╭─ The data

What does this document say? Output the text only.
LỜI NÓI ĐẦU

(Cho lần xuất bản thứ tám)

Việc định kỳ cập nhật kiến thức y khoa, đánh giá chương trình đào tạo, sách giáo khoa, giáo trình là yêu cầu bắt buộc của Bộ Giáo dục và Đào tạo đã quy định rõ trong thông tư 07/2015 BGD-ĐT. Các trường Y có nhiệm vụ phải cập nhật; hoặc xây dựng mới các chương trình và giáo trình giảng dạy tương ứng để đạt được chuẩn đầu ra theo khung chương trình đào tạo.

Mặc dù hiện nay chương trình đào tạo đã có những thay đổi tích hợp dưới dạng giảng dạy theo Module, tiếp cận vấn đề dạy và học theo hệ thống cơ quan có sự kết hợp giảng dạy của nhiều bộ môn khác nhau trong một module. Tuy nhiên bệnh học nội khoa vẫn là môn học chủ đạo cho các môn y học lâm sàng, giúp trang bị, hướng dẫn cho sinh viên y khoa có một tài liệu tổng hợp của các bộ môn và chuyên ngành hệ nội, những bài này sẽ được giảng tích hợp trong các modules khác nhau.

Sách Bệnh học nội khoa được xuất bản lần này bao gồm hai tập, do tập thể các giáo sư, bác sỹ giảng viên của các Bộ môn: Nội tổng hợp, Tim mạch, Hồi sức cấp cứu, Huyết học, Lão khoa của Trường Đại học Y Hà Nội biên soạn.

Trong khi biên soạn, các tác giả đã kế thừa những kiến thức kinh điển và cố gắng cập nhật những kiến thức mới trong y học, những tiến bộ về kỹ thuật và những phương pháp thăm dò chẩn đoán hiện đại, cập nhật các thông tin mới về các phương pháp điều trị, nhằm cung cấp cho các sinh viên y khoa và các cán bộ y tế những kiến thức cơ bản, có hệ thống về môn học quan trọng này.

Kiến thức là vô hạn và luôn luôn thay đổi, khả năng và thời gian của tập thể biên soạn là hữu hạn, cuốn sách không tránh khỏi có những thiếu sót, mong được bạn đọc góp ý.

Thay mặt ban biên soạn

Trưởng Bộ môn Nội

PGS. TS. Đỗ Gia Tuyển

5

╰─

_Direction_:
Copy each line of the data that contains the word "giáo".

_Solution_:
Việc định kỳ cập nhật kiến thức y khoa, đánh giá chương trình đào tạo, sách giáo khoa, giáo trình là yêu cầu bắt buộc của Bộ Giáo dục và Đào tạo đã quy định rõ trong thông tư 07/2015 BGD-ĐT. Các trường Y có nhiệm vụ phải cập nhật; hoặc xây dựng mới các chương trình và giáo trình giảng dạy tương ứng để đạt được chuẩn đầu ra theo khung chương trình đào tạo.
Sách Bệnh học nội khoa được xuất bản lần này bao gồm hai tập, do tập thể các giáo sư, bác sỹ giảng viên của các Bộ môn: Nội tổng hợp, Tim mạch, Hồi sức cấp cứu, Huyết học, Lão khoa của Trường Đại học Y Hà Nội biên soạn.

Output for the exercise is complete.